>> Begin Records shown

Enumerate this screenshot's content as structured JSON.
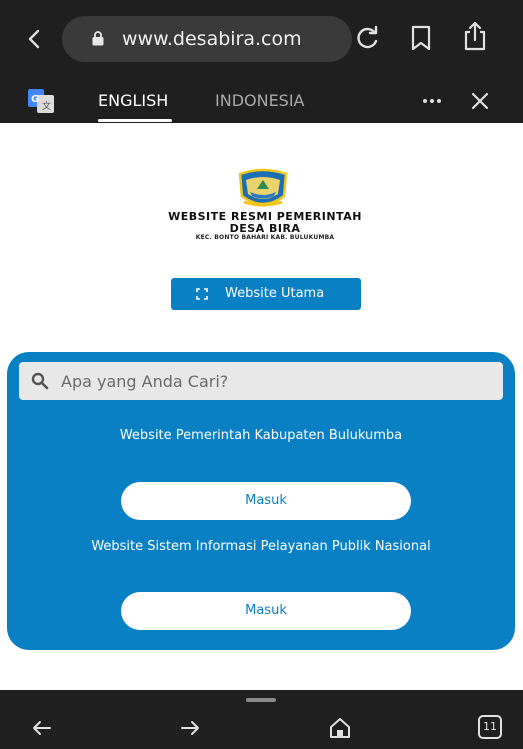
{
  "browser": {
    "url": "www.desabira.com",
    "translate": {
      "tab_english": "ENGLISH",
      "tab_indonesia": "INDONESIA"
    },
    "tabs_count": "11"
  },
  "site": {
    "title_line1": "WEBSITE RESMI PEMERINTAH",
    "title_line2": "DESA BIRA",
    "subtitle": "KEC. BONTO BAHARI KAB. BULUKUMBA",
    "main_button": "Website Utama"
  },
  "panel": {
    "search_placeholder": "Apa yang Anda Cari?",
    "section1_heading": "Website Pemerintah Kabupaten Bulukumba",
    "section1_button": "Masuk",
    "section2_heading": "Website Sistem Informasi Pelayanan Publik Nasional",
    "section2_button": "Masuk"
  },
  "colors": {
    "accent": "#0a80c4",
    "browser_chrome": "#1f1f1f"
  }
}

>> End Records shown

Short task: Transcribe all the lines above exactly, apart from the pictures.

Worked solution:
Enumerate this screenshot's content as structured JSON.
{
  "browser": {
    "url": "www.desabira.com",
    "translate": {
      "tab_english": "ENGLISH",
      "tab_indonesia": "INDONESIA"
    },
    "tabs_count": "11"
  },
  "site": {
    "title_line1": "WEBSITE RESMI PEMERINTAH",
    "title_line2": "DESA BIRA",
    "subtitle": "KEC. BONTO BAHARI KAB. BULUKUMBA",
    "main_button": "Website Utama"
  },
  "panel": {
    "search_placeholder": "Apa yang Anda Cari?",
    "section1_heading": "Website Pemerintah Kabupaten Bulukumba",
    "section1_button": "Masuk",
    "section2_heading": "Website Sistem Informasi Pelayanan Publik Nasional",
    "section2_button": "Masuk"
  },
  "colors": {
    "accent": "#0a80c4",
    "browser_chrome": "#1f1f1f"
  }
}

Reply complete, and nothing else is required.